Report every line below that holds the word "People".

'''

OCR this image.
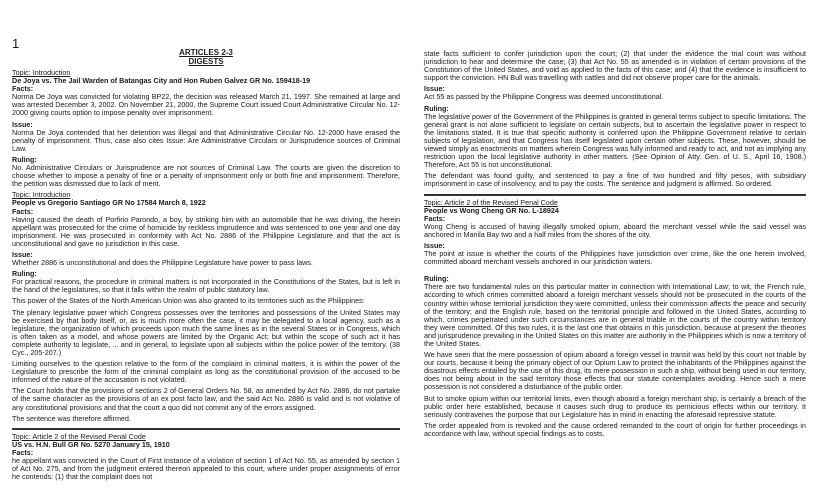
1
ARTICLES 2-3
DIGESTS
Topic: Introduction
De Joya vs. The Jail Warden of Batangas City and Hon Ruben Galvez GR No. 159418-19
Facts:

Norma De Joya was convicted for violating BP22, the decision was released March 21, 1997. She remained at large and was arrested December 3, 2002. On November 21, 2000, the Supreme Court issued Court Administrative Circular No. 12-2000 giving courts option to impose penalty over imprisonment.

Issue:

Norma De Joya contended that her detention was illegal and that Administrative Circular No. 12-2000 have erased the penalty of imprisonment. Thus, case also cites Issue: Are Administrative Circulars or Jurisprudence sources of Criminal Law.

Ruling:

No. Administrative Circulars or Jurisprudence are not sources of Criminal Law. The courts are given the discretion to choose whether to impose a penalty of fine or a penalty of imprisonment only or both fine and imprisonment. Therefore, the petition was dismissed due to lack of merit.

Topic: Introduction
People vs Gregorio Santiago GR No 17584 March 8, 1922
Facts:

Having caused the death of Porfirio Parondo, a boy, by striking him with an automobile that he was driving, the herein appellant was prosecuted for the crime of homicide by reckless imprudence and was sentenced to one year and one day imprisonment. He was prosecuted in conformity with Act No. 2886 of the Philippine Legislature and that the act is unconstitutional and gave no jurisdiction in this case.

Issue:

Whether 2886 is unconstitutional and does the Philippine Legislature have power to pass laws.

Ruling:

For practical reasons, the procedure in criminal matters is not incorporated in the Constitutions of the States, but is left in the hand of the legislatures, so that it falls within the realm of public statutory law.

This power of the States of the North American Union was also granted to its territories such as the Philippines:

The plenary legislative power which Congress possesses over the territories and possessions of the United States may be exercised by that body itself, or, as is much more often the case, it may be delegated to a local agency, such as a legislature, the organization of which proceeds upon much the same lines as in the several States or in Congress, which is often taken as a model, and whose powers are limited by the Organic Act; but within the scope of such act it has complete authority to legislate, ... and in general, to legislate upon all subjects within the police power of the territory. (38 Cyc., 205-207.)

Limiting ourselves to the question relative to the form of the complaint in criminal matters, it is within the power of the Legislature to prescribe the form of the criminal complaint as long as the constitutional provision of the accused to be informed of the nature of the accusation is not violated.

The Court holds that the provisions of sections 2 of General Orders No. 58, as amended by Act No. 2886, do not partake of the same character as the provisions of an ex post facto law, and the said Act No. 2886 is valid and is not violative of any constitutional provisions and that the court a quo did not commit any of the errors assigned.

The sentence was therefore affirmed.

Topic: Article 2 of the Revised Penal Code
US vs. H.N. Bull GR No. 5270 January 15, 1910
Facts:

he appellant was convicted in the Court of First Instance of a violation of section 1 of Act No. 55, as amended by section 1 of Act No. 275, and from the judgment entered thereon appealed to this court, where under proper assignments of error he contends: (1) that the complaint does not

state facts sufficient to confer jurisdiction upon the court; (2) that under the evidence the trial court was without jurisdiction to hear and determine the case; (3) that Act No. 55 as amended is in violation of certain provisions of the Constitution of the United States, and void as applied to the facts of this case; and (4) that the evidence is insufficient to support the conviction. HN Bull was travelling with cattles and did not observe proper care for the animals.

Issue:

Act 55 as passed by the Philippine Congress was deemed unconstitutional.

Ruling:

The legislative power of the Government of the Philippines is granted in general terms subject to specific limitations. The general grant is not alone sufficient to legislate on certain subjects, but to ascertain the legislative power in respect to the limitations stated. It is true that specific authority is conferred upon the Philippine Government relative to certain subjects of legislation, and that Congress has itself legislated upon certain other subjects. These, however, should be viewed simply as enactments on matters wherein Congress was fully informed and ready to act, and not as implying any restriction upon the local legislative authority in other matters. (See Opinion of Atty. Gen. of U. S., April 16, 1908.) Therefore, Act 55 is not unconstitutional.

The defendant was found guilty, and sentenced to pay a fine of two hundred and fifty pesos, with subsidiary imprisonment in case of insolvency, and to pay the costs. The sentence and judgment is affirmed. So ordered.

Topic: Article 2 of the Revised Penal Code
People vs Wong Cheng GR No. L-18924
Facts:

Wong Cheng is accused of having illegally smoked opium, aboard the merchant vessel while the said vessel was anchored in Manila Bay two and a half miles from the shores of the city.

Issue:

The point at issue is whether the courts of the Philippines have jurisdiction over crime, like the one herein involved, committed aboard merchant vessels anchored in our jurisdiction waters.

Ruling:

There are two fundamental rules on this particular matter in connection with International Law; to wit, the French rule, according to which crimes committed aboard a foreign merchant vessels should not be prosecuted in the courts of the country within whose territorial jurisdiction they were committed, unless their commission affects the peace and security of the territory; and the English rule, based on the territorial principle and followed in the United States, according to which, crimes perpetrated under such circumstances are in general triable in the courts of the country within territory they were committed. Of this two rules, it is the last one that obtains in this jurisdiction, because at present the theories and jurisprudence prevailing in the United States on this matter are authority in the Philippines which is now a territory of the United States.

We have seen that the mere possession of opium aboard a foreign vessel in transit was held by this court not triable by our courts, because it being the primary object of our Opium Law to protect the inhabitants of the Philippines against the disastrous effects entailed by the use of this drug, its mere possession in such a ship, without being used in our territory, does not being about in the said territory those effects that our statute contemplates avoiding. Hence such a mere possession is not considered a disturbance of the public order.

But to smoke opium within our territorial limits, even though aboard a foreign merchant ship, is certainly a breach of the public order here established, because it causes such drug to produce its pernicious effects within our territory. It seriously contravenes the purpose that our Legislature has in mind in enacting the aforesaid repressive statute.

The order appealed from is revoked and the cause ordered remanded to the court of origin for further proceedings in accordance with law, without special findings as to costs.
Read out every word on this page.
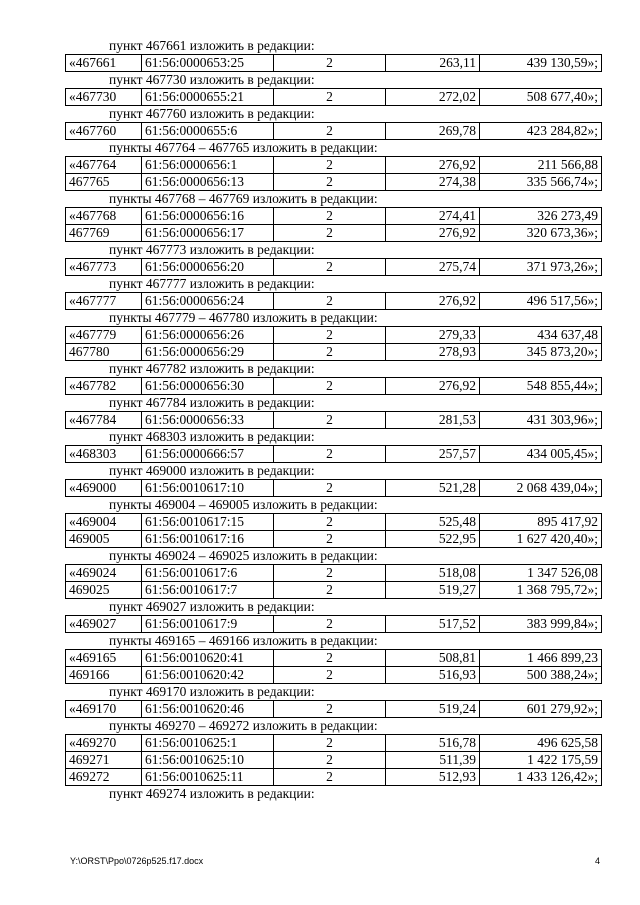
пункт 467661 изложить в редакции:
«467661	61:56:0000653:25	2	263,11	439 130,59»;
пункт 467730 изложить в редакции:
«467730	61:56:0000655:21	2	272,02	508 677,40»;
пункт 467760 изложить в редакции:
«467760	61:56:0000655:6	2	269,78	423 284,82»;
пункты 467764 – 467765 изложить в редакции:
«467764	61:56:0000656:1	2	276,92	211 566,88
467765	61:56:0000656:13	2	274,38	335 566,74»;
пункты 467768 – 467769 изложить в редакции:
«467768	61:56:0000656:16	2	274,41	326 273,49
467769	61:56:0000656:17	2	276,92	320 673,36»;
пункт 467773 изложить в редакции:
«467773	61:56:0000656:20	2	275,74	371 973,26»;
пункт 467777 изложить в редакции:
«467777	61:56:0000656:24	2	276,92	496 517,56»;
пункты 467779 – 467780 изложить в редакции:
«467779	61:56:0000656:26	2	279,33	434 637,48
467780	61:56:0000656:29	2	278,93	345 873,20»;
пункт 467782 изложить в редакции:
«467782	61:56:0000656:30	2	276,92	548 855,44»;
пункт 467784 изложить в редакции:
«467784	61:56:0000656:33	2	281,53	431 303,96»;
пункт 468303 изложить в редакции:
«468303	61:56:0000666:57	2	257,57	434 005,45»;
пункт 469000 изложить в редакции:
«469000	61:56:0010617:10	2	521,28	2 068 439,04»;
пункты 469004 – 469005 изложить в редакции:
«469004	61:56:0010617:15	2	525,48	895 417,92
469005	61:56:0010617:16	2	522,95	1 627 420,40»;
пункты 469024 – 469025 изложить в редакции:
«469024	61:56:0010617:6	2	518,08	1 347 526,08
469025	61:56:0010617:7	2	519,27	1 368 795,72»;
пункт 469027 изложить в редакции:
«469027	61:56:0010617:9	2	517,52	383 999,84»;
пункты 469165 – 469166 изложить в редакции:
«469165	61:56:0010620:41	2	508,81	1 466 899,23
469166	61:56:0010620:42	2	516,93	500 388,24»;
пункт 469170 изложить в редакции:
«469170	61:56:0010620:46	2	519,24	601 279,92»;
пункты 469270 – 469272 изложить в редакции:
«469270	61:56:0010625:1	2	516,78	496 625,58
469271	61:56:0010625:10	2	511,39	1 422 175,59
469272	61:56:0010625:11	2	512,93	1 433 126,42»;
пункт 469274 изложить в редакции:
Y:\ORST\Ppo\0726p525.f17.docx	4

'''

FINISHED TASK:
People vs Gregorio Santiago GR No 17584 March 8, 1922
People vs Wong Cheng GR No. L-18924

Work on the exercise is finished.